# GOAL OF THE EXERCISE:
State the count of lines below in which the word "COTIDIANO" appears, and add nothing.

# DATASET ENTRIES:
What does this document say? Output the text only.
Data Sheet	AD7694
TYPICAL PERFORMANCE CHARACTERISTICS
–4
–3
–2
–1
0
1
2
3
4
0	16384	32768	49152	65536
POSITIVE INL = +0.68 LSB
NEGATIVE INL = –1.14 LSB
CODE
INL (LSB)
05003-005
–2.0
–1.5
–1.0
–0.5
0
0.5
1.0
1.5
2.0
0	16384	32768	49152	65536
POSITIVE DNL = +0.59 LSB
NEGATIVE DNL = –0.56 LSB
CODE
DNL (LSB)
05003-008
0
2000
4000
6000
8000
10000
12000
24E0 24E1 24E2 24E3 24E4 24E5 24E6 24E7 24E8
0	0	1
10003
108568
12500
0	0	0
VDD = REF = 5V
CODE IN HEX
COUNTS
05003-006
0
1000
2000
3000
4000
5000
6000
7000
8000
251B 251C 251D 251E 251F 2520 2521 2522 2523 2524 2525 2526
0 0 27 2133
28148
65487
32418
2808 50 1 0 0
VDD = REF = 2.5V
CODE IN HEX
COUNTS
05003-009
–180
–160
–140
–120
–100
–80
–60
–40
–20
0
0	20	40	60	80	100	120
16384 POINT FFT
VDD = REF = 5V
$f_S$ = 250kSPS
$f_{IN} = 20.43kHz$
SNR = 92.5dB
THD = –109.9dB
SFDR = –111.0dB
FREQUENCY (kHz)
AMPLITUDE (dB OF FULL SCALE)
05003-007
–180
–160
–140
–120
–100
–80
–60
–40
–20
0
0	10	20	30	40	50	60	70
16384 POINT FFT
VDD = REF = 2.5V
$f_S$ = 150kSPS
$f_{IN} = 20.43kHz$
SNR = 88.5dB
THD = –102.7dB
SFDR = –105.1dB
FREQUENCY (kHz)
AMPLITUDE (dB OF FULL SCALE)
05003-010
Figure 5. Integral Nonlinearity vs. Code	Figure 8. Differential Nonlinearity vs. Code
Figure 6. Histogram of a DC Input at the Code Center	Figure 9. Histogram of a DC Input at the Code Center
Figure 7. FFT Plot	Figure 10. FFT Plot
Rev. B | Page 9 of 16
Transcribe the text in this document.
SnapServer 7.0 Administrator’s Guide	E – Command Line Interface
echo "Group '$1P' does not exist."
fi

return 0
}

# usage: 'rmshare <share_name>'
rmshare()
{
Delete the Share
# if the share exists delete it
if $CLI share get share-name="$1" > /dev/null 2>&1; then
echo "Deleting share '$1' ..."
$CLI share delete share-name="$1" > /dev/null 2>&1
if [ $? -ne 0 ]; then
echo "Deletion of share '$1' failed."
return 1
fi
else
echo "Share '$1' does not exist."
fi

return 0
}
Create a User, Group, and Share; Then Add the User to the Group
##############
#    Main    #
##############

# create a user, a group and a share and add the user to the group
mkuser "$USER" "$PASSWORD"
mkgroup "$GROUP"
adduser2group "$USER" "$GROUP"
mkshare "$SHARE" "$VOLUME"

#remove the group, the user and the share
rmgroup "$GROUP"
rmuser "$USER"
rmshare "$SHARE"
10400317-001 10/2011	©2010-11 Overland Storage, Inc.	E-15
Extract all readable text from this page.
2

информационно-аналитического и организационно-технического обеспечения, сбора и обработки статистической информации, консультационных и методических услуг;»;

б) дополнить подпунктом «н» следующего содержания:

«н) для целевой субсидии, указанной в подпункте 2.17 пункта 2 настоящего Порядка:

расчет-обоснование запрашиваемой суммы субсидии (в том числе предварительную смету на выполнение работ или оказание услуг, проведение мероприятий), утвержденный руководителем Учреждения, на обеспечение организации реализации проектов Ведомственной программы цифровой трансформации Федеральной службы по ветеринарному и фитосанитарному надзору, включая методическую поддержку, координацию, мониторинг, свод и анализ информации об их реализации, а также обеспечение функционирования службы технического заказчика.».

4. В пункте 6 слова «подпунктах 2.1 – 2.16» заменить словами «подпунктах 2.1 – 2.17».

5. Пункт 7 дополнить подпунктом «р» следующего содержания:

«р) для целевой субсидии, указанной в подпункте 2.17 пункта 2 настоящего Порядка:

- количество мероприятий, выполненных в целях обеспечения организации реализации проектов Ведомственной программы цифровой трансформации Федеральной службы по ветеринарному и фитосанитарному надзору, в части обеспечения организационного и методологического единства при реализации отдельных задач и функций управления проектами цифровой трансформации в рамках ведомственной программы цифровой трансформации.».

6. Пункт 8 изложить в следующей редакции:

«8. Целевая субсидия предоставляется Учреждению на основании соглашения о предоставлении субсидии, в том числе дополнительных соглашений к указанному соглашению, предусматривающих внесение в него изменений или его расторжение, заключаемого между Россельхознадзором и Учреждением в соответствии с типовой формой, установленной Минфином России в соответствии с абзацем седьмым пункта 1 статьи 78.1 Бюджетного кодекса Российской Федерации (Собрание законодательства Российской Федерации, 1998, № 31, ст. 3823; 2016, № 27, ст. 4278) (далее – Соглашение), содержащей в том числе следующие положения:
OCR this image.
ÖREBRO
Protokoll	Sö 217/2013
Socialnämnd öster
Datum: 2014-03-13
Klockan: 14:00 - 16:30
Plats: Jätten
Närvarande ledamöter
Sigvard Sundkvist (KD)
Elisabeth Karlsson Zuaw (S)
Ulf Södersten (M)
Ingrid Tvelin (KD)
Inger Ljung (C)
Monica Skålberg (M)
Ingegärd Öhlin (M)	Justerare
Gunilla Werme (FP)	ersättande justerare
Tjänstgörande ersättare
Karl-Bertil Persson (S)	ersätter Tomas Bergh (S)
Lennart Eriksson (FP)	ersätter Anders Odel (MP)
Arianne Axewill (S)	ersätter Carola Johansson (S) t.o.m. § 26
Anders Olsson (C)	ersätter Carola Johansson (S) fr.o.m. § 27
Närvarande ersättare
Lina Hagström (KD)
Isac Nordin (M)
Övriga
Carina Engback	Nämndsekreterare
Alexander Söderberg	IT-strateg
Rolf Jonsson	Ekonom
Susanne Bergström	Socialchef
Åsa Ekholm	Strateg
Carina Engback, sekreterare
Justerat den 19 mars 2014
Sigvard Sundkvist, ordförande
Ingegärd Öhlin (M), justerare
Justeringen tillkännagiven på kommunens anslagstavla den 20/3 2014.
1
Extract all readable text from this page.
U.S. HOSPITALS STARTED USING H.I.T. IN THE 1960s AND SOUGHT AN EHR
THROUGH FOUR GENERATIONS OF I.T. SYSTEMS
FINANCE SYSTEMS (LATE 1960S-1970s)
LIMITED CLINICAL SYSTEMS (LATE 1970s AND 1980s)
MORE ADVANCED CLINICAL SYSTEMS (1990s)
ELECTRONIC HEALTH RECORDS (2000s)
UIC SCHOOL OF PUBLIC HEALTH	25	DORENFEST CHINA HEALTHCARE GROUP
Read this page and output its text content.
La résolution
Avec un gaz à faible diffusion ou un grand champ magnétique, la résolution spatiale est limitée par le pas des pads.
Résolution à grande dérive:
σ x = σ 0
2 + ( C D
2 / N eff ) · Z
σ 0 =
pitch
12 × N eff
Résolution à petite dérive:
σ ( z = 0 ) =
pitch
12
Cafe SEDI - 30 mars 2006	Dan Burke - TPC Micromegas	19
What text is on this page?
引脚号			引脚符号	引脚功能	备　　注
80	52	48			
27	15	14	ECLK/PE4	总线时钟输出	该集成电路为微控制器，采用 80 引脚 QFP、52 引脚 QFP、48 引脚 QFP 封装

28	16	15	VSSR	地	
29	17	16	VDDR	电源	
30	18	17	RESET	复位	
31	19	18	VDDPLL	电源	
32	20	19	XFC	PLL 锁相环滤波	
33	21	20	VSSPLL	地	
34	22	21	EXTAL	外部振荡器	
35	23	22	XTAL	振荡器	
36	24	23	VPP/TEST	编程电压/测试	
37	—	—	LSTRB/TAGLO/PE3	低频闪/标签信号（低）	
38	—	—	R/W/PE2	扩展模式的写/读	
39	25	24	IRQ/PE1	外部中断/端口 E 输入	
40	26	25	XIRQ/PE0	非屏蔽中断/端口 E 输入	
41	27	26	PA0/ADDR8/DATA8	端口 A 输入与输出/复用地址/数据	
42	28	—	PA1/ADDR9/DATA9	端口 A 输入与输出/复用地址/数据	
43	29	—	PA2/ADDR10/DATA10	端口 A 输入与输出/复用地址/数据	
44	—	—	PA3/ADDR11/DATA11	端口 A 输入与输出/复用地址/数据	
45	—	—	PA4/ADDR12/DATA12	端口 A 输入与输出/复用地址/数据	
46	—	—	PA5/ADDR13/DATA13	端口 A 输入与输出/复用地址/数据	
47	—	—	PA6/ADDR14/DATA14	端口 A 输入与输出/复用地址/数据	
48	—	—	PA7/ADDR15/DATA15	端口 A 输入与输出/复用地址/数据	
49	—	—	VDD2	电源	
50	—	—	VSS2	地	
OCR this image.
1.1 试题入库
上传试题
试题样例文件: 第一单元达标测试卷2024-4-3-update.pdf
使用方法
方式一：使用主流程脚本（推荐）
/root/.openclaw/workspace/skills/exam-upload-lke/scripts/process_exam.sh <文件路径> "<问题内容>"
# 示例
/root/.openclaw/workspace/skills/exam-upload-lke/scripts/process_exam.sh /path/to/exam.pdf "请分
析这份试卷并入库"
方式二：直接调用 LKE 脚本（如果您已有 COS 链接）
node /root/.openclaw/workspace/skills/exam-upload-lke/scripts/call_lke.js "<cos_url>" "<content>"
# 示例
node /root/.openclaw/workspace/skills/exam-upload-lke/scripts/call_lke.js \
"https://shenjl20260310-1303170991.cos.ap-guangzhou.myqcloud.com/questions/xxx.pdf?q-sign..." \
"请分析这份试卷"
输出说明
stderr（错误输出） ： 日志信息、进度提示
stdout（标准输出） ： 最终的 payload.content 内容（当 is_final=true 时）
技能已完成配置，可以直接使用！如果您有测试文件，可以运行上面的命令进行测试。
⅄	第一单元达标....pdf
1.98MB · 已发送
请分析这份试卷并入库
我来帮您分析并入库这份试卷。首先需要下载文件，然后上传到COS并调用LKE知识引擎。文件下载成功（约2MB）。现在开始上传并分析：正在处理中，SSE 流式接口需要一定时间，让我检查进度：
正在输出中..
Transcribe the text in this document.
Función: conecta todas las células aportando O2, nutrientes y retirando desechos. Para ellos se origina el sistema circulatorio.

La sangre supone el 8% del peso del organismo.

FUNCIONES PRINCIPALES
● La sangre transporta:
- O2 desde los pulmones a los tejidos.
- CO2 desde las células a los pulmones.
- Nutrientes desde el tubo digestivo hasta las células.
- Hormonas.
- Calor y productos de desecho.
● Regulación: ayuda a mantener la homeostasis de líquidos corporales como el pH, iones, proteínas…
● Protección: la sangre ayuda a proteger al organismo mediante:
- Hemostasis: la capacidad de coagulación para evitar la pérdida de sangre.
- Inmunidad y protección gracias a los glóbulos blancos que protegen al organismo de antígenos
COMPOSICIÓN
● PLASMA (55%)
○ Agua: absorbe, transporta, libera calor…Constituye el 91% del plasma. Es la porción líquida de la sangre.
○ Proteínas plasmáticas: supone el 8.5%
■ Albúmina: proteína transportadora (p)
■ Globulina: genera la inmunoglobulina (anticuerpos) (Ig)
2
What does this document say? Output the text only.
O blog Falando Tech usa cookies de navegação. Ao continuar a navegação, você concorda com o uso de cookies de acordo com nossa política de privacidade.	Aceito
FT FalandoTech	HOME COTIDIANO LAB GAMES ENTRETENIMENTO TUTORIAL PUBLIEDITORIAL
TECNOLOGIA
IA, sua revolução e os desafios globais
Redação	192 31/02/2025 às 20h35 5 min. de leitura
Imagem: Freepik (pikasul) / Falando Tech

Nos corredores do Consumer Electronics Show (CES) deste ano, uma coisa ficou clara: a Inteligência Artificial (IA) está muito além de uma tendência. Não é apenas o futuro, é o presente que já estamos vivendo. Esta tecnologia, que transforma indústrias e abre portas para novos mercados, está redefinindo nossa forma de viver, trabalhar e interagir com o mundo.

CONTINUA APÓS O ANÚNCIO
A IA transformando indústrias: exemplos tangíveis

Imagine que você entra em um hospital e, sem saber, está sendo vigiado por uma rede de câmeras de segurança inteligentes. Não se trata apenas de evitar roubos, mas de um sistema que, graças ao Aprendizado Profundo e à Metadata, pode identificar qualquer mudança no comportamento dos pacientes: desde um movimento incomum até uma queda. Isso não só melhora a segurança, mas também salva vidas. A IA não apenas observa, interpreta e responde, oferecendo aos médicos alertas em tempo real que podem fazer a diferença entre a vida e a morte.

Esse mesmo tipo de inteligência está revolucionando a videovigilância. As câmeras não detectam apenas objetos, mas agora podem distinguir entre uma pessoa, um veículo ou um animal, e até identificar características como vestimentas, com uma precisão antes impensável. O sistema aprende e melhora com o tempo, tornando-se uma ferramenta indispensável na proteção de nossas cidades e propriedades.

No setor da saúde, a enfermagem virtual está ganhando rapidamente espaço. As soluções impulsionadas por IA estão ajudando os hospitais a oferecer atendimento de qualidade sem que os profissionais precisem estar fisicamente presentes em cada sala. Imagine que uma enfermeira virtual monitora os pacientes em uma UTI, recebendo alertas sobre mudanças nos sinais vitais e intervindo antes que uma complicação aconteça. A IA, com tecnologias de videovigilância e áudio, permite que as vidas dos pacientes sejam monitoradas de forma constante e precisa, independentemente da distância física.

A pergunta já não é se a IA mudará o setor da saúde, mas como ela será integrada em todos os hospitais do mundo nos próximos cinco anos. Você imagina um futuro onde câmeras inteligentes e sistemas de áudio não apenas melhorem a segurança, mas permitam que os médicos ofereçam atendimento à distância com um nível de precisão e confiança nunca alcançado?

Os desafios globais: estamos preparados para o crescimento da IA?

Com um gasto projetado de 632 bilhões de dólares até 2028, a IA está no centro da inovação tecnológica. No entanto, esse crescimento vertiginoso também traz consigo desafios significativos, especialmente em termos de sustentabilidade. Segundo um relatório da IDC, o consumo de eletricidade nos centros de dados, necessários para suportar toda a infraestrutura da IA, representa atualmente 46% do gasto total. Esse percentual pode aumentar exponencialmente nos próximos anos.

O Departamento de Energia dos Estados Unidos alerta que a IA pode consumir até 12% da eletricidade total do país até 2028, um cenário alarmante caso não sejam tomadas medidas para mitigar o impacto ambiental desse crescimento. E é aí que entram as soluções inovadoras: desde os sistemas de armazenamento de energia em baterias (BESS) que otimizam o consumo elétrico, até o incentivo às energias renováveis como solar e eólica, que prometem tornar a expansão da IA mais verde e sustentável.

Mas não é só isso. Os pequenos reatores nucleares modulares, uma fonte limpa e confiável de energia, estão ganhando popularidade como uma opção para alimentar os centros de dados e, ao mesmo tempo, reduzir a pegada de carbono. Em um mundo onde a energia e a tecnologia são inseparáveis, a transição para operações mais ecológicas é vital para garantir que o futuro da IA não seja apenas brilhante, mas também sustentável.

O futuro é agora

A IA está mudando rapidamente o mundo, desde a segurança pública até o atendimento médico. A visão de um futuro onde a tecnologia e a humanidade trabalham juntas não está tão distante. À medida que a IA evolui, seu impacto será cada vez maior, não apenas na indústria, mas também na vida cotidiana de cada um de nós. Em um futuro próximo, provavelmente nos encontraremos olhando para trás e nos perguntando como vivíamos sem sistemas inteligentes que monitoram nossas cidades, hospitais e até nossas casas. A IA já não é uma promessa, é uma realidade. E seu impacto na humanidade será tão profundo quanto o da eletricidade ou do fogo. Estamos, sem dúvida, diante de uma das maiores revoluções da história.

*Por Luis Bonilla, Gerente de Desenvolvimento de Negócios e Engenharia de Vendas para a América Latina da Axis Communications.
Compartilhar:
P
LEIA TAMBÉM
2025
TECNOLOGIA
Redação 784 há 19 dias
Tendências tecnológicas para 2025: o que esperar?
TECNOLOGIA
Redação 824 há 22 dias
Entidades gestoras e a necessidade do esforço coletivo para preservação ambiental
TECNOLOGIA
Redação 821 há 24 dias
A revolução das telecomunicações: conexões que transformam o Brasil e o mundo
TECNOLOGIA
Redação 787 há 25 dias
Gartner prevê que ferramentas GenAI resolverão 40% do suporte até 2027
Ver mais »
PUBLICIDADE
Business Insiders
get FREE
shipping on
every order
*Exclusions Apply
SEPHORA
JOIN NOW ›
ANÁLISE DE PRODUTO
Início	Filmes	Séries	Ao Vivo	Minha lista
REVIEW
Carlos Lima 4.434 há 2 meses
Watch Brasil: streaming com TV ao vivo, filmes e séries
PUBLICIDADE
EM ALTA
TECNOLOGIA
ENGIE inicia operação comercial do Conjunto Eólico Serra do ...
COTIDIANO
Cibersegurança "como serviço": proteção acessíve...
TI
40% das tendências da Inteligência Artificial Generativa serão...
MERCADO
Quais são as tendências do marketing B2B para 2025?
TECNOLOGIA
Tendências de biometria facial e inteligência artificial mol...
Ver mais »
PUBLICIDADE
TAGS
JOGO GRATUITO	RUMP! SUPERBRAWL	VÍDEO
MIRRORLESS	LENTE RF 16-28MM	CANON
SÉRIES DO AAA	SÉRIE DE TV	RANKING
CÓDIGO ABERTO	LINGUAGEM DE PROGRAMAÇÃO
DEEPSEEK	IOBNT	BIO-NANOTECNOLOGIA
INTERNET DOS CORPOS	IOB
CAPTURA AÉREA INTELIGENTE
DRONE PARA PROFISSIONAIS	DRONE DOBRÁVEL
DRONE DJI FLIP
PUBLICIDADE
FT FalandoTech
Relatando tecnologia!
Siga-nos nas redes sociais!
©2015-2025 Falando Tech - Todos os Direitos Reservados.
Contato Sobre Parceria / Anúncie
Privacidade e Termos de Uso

# RESULT OF THE EXERCISE:
2